Written request:
Copy out all lines that hold "this".

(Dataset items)
......

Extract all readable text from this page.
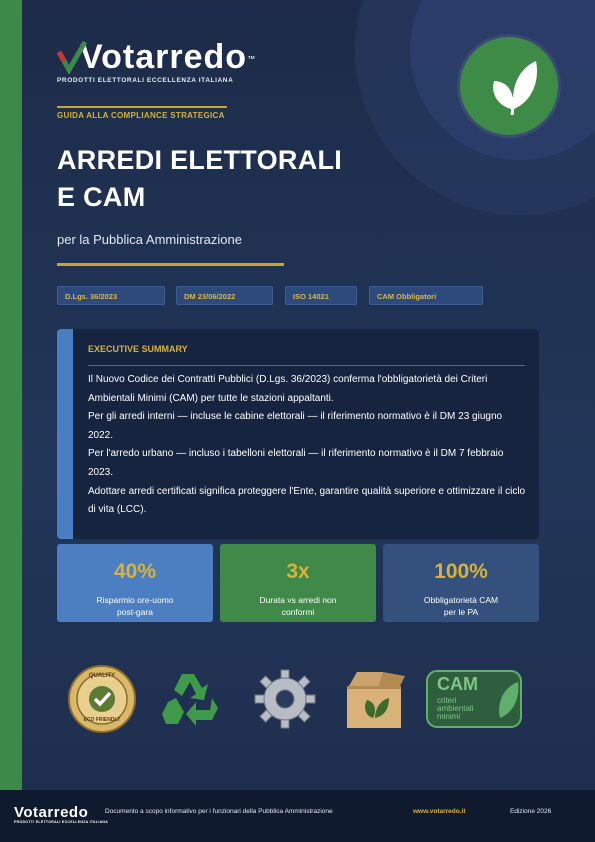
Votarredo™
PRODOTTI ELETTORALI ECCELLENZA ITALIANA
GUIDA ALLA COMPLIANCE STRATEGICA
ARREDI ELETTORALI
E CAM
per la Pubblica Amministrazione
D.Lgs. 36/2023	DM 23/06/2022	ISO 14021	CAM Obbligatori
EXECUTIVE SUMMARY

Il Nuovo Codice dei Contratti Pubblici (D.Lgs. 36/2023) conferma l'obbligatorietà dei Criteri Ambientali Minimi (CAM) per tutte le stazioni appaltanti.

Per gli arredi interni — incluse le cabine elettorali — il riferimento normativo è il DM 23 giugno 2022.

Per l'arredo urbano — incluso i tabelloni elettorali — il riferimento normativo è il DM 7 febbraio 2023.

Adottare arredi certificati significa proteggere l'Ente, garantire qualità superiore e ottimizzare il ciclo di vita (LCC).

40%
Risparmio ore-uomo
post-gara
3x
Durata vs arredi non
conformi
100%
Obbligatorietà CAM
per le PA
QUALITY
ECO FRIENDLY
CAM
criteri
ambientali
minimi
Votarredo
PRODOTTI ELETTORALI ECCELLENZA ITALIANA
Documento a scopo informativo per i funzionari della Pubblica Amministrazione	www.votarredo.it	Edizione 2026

......

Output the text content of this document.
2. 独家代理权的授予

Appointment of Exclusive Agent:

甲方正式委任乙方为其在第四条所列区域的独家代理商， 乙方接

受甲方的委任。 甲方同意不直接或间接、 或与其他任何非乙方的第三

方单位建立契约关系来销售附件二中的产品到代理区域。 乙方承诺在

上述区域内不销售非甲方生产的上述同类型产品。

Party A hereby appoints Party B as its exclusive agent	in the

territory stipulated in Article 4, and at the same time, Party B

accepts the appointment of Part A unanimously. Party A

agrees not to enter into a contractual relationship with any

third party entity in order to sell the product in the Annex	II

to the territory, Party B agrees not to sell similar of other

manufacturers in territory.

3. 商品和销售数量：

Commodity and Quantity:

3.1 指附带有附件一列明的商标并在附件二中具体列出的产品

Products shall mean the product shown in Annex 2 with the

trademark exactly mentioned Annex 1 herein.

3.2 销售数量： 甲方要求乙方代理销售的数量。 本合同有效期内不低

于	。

......

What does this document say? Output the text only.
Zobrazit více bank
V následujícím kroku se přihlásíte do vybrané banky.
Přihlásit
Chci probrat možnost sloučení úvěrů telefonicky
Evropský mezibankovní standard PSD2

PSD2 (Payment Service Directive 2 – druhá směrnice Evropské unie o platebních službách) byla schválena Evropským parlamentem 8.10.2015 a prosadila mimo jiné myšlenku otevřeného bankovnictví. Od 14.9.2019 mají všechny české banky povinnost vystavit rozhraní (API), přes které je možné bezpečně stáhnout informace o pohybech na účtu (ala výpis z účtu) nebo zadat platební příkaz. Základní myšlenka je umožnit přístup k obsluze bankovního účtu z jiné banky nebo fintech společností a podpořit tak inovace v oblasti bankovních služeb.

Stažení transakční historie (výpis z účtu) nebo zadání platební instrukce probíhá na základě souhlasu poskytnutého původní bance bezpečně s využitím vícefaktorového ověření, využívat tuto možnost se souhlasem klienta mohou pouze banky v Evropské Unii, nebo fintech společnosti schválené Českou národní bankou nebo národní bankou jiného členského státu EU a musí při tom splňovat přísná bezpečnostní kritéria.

......

Exercise answer:
Extract all readable text from this page.
Output the text content of this document.
What does this document say? Output the text only.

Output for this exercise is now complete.